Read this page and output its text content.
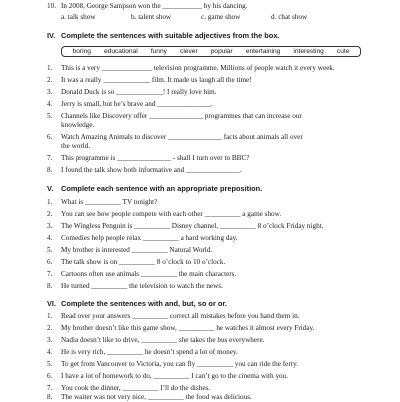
10. In 2008, George Sampson won the ___________ by his dancing.
a. talk show	b. talent show	c. game show	d. chat show
IV. Complete the sentences with suitable adjectives from the box.
boring educational funny clever popular entertaining interesting cute
1. This is a very ______________ television programme. Millions of people watch it every week.
2. It was a really _____________ film. It made us laugh all the time!
3. Donald Duck is so _____________! I really love him.
4. Jerry is small, but he’s brave and _______________.
5. Channels like Discovery offer _______________ programmes that can increase our
knowledge.
6. Watch Amazing Animals to discover _______________ facts about animals all over
the world.
7. This programme is _______________ - shall I turn over to BBC?
8. I found the talk show both informative and _______________.
V. Complete each sentence with an appropriate preposition.
1. What is __________ TV tonight?
2. You can see how people compete with each other __________ a game show.
3. The Wingless Penguin is __________ Disney channel, __________ 8 o’clock Friday night.
4. Comedies help people relax __________ a hard working day.
5. My brother is interested __________ Natural World.
6. The talk show is on __________ 8 o’clock to 10 o’clock.
7. Cartoons often use animals __________ the main characters.
8. He turned __________ the television to watch the news.
VI. Complete the sentences with and, but, so or or.
1. Read over your answers __________ correct all mistakes before you hand them in.
2. My brother doesn’t like this game show, __________ he watches it almost every Friday.
3. Nadia doesn’t like to drive, __________ she takes the bus everywhere.
4. He is very rich, __________ he doesn’t spend a lot of money.
5. To get from Vancouver to Victoria, you can fly __________ you can ride the ferry.
6. I have a lot of homework to do, __________ I can’t go to the cinema with you.
7. You cook the dinner, __________ I’ll do the dishes.
8. The waiter was not very nice, __________ the food was delicious.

[Task to complete] Each entry above should be reproduced exactly, with the pictures removed.

[Exercise result]
Read this page and output its text content.
10. In 2008, George Sampson won the ___________ by his dancing.
a. talk show	b. talent show	c. game show	d. chat show
IV. Complete the sentences with suitable adjectives from the box.
boring educational funny clever popular entertaining interesting cute
1. This is a very ______________ television programme. Millions of people watch it every week.
2. It was a really _____________ film. It made us laugh all the time!
3. Donald Duck is so _____________! I really love him.
4. Jerry is small, but he’s brave and _______________.
5. Channels like Discovery offer _______________ programmes that can increase our
knowledge.
6. Watch Amazing Animals to discover _______________ facts about animals all over
the world.
7. This programme is _______________ - shall I turn over to BBC?
8. I found the talk show both informative and _______________.
V. Complete each sentence with an appropriate preposition.
1. What is __________ TV tonight?
2. You can see how people compete with each other __________ a game show.
3. The Wingless Penguin is __________ Disney channel, __________ 8 o’clock Friday night.
4. Comedies help people relax __________ a hard working day.
5. My brother is interested __________ Natural World.
6. The talk show is on __________ 8 o’clock to 10 o’clock.
7. Cartoons often use animals __________ the main characters.
8. He turned __________ the television to watch the news.
VI. Complete the sentences with and, but, so or or.
1. Read over your answers __________ correct all mistakes before you hand them in.
2. My brother doesn’t like this game show, __________ he watches it almost every Friday.
3. Nadia doesn’t like to drive, __________ she takes the bus everywhere.
4. He is very rich, __________ he doesn’t spend a lot of money.
5. To get from Vancouver to Victoria, you can fly __________ you can ride the ferry.
6. I have a lot of homework to do, __________ I can’t go to the cinema with you.
7. You cook the dinner, __________ I’ll do the dishes.
8. The waiter was not very nice, __________ the food was delicious.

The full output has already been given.